- _DATA SUPPLIED_:
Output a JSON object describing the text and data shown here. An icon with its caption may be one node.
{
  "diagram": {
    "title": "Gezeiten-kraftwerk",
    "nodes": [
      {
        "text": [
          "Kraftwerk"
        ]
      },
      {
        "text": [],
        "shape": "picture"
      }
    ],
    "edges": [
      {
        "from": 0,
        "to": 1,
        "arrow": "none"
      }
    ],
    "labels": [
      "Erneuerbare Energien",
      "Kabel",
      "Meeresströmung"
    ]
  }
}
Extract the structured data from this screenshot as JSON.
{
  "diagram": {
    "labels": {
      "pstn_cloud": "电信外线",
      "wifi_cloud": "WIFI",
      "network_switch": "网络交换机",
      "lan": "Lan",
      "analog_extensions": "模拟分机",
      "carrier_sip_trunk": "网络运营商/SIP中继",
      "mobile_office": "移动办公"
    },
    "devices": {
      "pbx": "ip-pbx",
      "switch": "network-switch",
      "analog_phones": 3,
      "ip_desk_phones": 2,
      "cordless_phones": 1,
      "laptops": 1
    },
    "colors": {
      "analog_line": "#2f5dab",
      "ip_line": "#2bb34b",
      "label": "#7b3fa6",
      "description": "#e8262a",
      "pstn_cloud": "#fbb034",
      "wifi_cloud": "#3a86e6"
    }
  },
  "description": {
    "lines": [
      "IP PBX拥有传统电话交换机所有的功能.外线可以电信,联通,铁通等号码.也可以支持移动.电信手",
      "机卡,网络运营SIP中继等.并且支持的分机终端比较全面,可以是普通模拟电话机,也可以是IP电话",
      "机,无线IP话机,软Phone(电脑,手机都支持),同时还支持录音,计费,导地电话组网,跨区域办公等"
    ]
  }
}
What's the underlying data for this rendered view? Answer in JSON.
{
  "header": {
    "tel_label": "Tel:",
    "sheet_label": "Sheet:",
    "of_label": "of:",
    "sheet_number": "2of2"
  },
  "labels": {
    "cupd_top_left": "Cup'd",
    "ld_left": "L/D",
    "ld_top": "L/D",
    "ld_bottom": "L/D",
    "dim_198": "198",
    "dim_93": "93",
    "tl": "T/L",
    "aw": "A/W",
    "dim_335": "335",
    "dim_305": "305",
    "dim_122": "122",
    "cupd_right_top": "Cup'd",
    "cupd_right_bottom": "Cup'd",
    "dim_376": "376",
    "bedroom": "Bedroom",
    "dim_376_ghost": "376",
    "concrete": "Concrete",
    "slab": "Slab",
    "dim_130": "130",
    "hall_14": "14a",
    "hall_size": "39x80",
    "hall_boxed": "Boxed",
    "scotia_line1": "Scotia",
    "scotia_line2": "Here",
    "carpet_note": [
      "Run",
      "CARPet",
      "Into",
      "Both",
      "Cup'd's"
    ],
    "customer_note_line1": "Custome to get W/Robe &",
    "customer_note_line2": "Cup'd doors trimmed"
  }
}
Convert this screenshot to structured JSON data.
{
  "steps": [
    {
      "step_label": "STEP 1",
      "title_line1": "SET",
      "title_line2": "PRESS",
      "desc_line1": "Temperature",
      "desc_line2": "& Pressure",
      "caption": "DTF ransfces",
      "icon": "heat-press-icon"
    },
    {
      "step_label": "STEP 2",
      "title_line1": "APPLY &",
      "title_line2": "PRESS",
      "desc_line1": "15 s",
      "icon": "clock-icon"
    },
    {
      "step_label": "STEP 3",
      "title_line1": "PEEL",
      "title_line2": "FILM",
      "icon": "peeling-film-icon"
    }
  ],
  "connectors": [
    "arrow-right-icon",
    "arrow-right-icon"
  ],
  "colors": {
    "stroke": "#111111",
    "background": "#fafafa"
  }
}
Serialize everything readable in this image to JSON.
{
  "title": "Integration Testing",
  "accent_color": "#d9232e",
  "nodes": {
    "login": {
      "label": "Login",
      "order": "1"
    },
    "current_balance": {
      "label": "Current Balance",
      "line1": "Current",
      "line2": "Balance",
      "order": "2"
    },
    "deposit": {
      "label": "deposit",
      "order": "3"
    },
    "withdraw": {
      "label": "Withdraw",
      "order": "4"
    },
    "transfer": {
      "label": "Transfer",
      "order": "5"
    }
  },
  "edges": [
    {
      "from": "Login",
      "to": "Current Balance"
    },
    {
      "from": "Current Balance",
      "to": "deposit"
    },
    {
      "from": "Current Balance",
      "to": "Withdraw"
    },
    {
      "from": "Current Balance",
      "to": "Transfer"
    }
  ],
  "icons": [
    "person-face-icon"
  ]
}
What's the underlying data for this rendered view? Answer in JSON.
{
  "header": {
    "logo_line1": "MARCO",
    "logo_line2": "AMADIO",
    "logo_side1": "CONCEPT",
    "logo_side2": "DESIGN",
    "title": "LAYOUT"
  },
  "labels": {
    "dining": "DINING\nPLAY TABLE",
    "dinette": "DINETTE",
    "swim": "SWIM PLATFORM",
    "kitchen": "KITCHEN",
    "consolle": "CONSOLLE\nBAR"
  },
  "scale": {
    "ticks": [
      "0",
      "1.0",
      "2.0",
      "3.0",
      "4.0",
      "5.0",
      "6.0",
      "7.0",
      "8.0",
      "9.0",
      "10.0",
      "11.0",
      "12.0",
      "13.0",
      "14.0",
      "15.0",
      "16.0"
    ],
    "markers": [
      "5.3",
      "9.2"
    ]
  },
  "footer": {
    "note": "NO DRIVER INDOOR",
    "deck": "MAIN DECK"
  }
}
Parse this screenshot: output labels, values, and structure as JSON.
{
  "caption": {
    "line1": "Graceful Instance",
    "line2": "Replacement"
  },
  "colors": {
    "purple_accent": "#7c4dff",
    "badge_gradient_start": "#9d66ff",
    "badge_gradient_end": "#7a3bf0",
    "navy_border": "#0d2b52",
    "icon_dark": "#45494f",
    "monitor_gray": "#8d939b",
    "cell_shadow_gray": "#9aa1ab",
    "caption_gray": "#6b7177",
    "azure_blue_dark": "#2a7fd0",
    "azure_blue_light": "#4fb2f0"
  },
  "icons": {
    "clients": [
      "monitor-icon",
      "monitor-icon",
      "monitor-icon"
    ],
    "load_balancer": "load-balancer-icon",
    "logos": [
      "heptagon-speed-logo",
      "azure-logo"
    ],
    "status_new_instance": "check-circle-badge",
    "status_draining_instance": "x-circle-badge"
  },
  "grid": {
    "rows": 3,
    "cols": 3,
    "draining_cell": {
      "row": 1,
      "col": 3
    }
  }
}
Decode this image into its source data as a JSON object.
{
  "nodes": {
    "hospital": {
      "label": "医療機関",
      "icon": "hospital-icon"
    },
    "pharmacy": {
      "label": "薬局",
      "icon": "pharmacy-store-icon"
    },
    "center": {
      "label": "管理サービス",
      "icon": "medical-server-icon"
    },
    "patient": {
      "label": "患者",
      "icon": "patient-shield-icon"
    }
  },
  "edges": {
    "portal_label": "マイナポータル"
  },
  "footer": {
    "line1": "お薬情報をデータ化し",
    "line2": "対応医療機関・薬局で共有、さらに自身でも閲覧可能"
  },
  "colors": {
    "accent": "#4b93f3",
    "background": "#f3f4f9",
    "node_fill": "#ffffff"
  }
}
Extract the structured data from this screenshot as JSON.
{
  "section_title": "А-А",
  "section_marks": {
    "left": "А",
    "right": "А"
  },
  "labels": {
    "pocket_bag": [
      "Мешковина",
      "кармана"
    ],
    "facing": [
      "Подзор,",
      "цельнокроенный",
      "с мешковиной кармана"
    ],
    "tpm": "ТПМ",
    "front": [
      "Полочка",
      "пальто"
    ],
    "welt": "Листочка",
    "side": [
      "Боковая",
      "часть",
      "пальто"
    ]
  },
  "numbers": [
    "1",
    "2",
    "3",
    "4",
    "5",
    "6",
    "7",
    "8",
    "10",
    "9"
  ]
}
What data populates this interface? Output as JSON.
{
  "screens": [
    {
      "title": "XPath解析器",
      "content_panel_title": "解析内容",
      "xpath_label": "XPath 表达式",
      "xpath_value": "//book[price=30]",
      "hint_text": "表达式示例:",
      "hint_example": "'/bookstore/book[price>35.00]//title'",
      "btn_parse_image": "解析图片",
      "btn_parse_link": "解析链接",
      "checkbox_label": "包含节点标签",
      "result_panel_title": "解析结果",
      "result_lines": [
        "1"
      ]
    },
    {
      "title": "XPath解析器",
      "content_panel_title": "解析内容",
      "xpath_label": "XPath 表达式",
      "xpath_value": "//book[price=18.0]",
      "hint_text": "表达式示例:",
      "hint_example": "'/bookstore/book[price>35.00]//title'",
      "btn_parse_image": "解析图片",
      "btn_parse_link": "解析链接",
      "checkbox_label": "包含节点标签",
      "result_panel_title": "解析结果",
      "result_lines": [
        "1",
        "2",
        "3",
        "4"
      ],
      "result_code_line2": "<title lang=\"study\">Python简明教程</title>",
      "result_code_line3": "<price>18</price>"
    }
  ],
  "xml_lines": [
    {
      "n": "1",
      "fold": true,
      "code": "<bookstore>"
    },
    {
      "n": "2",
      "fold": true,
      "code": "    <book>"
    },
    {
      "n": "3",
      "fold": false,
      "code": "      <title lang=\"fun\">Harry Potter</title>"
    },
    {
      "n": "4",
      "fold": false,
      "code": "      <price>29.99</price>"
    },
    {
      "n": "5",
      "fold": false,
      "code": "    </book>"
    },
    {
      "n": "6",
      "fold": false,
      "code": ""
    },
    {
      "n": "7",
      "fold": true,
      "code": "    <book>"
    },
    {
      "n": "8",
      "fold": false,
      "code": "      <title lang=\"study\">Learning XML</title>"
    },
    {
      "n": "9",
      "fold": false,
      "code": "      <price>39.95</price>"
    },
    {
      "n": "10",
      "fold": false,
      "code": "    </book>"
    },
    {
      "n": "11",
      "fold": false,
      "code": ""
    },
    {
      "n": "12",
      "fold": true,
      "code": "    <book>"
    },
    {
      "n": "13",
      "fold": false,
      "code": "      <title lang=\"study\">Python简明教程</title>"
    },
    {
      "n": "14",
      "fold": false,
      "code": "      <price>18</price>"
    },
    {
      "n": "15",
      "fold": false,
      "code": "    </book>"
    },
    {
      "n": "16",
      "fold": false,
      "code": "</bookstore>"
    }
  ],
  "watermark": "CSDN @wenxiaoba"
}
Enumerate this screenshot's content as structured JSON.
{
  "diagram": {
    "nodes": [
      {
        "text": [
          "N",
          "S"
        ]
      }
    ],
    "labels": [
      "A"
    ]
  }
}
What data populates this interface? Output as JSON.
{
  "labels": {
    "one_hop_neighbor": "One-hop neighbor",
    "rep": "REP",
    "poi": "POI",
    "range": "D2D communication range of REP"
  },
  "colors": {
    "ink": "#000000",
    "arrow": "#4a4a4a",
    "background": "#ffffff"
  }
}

- _REQUIRED TASK_:
Each line above that includes "Python简明教程" should be shown.

- _FINISHED TASK_:
      "result_code_line2": "<title lang=\"study\">Python简明教程</title>",
      "code": "      <title lang=\"study\">Python简明教程</title>"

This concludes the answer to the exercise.